*JOB*: Return each line of the records holding the string "نواحی".

__________________________________________________

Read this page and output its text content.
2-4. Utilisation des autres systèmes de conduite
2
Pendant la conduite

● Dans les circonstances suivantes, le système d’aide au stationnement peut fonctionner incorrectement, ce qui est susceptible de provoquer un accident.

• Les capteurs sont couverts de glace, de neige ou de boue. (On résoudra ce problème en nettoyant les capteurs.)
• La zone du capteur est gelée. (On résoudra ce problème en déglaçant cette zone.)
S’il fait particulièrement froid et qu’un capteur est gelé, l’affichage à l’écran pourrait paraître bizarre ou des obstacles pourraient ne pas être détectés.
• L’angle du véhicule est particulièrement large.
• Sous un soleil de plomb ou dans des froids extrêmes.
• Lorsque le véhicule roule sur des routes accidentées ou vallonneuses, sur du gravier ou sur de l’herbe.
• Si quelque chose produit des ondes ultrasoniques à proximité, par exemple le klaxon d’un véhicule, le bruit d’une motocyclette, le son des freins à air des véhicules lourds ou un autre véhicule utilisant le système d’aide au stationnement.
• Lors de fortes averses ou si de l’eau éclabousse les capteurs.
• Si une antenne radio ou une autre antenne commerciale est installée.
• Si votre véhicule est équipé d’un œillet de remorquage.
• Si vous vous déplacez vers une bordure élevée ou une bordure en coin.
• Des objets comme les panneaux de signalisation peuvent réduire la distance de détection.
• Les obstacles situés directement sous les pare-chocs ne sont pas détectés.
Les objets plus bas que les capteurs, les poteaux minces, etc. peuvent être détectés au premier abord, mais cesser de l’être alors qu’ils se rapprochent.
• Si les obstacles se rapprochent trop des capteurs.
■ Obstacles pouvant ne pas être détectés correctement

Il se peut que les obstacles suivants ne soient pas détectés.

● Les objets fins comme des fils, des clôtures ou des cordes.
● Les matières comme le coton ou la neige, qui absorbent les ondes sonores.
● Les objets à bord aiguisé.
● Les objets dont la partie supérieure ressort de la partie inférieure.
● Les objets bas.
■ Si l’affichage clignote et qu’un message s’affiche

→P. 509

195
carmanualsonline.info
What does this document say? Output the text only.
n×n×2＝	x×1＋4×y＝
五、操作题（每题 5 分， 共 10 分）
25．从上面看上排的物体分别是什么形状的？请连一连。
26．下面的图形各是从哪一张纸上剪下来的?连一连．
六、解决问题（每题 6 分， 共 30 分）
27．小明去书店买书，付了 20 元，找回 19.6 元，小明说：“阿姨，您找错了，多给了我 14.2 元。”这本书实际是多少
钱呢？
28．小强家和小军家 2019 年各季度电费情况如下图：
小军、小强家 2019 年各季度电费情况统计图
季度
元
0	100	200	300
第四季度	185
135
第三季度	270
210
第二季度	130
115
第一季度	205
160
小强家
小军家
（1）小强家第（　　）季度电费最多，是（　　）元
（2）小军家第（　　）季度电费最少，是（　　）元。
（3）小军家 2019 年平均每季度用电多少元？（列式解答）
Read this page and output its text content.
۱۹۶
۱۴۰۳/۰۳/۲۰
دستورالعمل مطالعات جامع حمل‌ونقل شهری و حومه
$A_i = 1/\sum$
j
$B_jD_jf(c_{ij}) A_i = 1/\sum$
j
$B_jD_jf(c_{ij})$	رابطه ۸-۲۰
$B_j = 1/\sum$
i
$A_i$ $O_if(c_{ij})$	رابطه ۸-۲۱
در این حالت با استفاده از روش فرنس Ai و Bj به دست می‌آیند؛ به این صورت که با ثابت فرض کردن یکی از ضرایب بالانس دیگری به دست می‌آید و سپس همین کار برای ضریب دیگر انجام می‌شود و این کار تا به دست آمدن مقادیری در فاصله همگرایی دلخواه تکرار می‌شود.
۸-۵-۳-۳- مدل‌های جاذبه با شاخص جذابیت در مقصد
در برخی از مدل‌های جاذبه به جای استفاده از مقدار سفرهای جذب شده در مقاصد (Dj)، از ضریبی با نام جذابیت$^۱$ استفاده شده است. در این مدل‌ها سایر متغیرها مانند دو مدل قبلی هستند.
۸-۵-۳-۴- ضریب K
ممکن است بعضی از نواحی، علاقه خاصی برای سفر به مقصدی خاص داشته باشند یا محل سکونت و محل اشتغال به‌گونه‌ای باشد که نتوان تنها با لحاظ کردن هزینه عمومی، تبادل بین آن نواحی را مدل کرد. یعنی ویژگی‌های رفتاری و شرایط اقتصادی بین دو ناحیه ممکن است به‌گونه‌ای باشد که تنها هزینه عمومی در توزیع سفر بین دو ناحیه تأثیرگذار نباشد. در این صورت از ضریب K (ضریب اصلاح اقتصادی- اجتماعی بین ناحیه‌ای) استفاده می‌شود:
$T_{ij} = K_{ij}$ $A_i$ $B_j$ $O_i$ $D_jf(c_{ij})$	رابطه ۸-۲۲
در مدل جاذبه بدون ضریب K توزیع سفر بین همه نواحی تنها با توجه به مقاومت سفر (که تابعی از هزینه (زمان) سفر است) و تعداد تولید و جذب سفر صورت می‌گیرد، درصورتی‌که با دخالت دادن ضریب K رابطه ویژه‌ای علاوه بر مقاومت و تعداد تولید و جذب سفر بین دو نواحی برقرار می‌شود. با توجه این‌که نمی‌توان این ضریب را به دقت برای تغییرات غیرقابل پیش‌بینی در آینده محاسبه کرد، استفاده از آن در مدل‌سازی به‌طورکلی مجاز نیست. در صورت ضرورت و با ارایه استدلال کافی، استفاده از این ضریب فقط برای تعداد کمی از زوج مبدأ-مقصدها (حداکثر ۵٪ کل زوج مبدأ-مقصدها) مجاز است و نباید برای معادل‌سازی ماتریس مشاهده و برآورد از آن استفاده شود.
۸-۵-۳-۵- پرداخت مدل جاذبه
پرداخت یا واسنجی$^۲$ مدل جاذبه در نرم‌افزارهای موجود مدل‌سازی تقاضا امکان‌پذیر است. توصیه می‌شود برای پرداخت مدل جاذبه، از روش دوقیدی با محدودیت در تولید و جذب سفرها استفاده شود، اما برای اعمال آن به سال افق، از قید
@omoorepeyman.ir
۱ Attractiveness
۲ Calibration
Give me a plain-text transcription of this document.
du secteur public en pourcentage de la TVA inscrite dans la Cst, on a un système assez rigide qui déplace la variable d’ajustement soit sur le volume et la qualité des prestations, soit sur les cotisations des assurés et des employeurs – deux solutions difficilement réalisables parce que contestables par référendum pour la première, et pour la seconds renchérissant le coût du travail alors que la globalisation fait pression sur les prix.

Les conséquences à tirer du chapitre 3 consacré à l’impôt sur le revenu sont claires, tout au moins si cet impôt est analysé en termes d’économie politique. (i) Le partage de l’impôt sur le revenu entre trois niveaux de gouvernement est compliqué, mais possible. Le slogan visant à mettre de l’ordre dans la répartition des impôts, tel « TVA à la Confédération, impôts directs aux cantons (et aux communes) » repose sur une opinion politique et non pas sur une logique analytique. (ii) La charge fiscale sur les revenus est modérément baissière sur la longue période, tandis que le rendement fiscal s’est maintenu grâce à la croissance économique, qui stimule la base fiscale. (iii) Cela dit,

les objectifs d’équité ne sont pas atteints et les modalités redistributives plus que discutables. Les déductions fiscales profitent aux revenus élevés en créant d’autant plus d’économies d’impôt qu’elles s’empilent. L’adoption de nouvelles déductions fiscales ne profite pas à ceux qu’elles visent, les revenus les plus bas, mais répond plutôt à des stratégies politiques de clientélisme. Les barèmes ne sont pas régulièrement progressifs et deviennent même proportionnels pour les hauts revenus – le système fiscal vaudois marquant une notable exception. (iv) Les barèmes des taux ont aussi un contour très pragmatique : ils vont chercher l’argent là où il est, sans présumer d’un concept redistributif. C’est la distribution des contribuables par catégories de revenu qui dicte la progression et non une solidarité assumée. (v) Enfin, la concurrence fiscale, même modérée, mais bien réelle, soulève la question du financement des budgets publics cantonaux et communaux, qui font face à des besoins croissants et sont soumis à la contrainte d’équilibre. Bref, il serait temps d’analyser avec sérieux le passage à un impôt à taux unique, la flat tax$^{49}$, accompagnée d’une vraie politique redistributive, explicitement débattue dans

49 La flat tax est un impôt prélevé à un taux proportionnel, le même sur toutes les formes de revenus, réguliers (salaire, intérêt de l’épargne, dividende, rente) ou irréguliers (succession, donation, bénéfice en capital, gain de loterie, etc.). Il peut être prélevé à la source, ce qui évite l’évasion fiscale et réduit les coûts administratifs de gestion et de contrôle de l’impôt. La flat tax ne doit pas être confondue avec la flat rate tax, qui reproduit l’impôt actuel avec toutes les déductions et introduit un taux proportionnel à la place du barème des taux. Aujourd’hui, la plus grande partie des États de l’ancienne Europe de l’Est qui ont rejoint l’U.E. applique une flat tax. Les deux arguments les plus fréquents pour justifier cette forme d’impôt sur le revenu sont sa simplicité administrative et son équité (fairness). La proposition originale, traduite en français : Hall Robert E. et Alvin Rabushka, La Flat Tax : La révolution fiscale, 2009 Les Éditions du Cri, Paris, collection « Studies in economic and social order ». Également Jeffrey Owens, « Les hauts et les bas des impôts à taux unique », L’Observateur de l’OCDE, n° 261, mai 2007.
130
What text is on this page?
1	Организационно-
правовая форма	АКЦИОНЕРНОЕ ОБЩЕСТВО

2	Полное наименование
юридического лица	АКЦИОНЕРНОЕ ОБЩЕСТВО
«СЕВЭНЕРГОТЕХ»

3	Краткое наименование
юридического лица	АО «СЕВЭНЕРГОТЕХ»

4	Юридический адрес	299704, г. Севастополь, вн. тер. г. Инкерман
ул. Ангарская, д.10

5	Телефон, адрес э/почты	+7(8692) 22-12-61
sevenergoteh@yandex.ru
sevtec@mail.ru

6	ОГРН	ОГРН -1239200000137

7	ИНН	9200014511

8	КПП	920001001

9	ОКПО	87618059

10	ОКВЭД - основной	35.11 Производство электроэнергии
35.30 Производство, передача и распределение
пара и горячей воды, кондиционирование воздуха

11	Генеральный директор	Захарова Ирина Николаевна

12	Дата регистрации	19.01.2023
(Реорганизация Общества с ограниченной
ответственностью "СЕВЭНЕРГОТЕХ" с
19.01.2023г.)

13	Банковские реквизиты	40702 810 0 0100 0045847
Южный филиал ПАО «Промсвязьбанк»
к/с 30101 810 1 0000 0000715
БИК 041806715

__________________________________________________

*FINISHED ANSWER*:
ممکن است بعضی از نواحی، علاقه خاصی برای سفر به مقصدی خاص داشته باشند یا محل سکونت و محل اشتغال به‌گونه‌ای باشد که نتوان تنها با لحاظ کردن هزینه عمومی، تبادل بین آن نواحی را مدل کرد. یعنی ویژگی‌های رفتاری و شرایط اقتصادی بین دو ناحیه ممکن است به‌گونه‌ای باشد که تنها هزینه عمومی در توزیع سفر بین دو ناحیه تأثیرگذار نباشد. در این صورت از ضریب K (ضریب اصلاح اقتصادی- اجتماعی بین ناحیه‌ای) استفاده می‌شود:
در مدل جاذبه بدون ضریب K توزیع سفر بین همه نواحی تنها با توجه به مقاومت سفر (که تابعی از هزینه (زمان) سفر است) و تعداد تولید و جذب سفر صورت می‌گیرد، درصورتی‌که با دخالت دادن ضریب K رابطه ویژه‌ای علاوه بر مقاومت و تعداد تولید و جذب سفر بین دو نواحی برقرار می‌شود. با توجه این‌که نمی‌توان این ضریب را به دقت برای تغییرات غیرقابل پیش‌بینی در آینده محاسبه کرد، استفاده از آن در مدل‌سازی به‌طورکلی مجاز نیست. در صورت ضرورت و با ارایه استدلال کافی، استفاده از این ضریب فقط برای تعداد کمی از زوج مبدأ-مقصدها (حداکثر ۵٪ کل زوج مبدأ-مقصدها) مجاز است و نباید برای معادل‌سازی ماتریس مشاهده و برآورد از آن استفاده شود.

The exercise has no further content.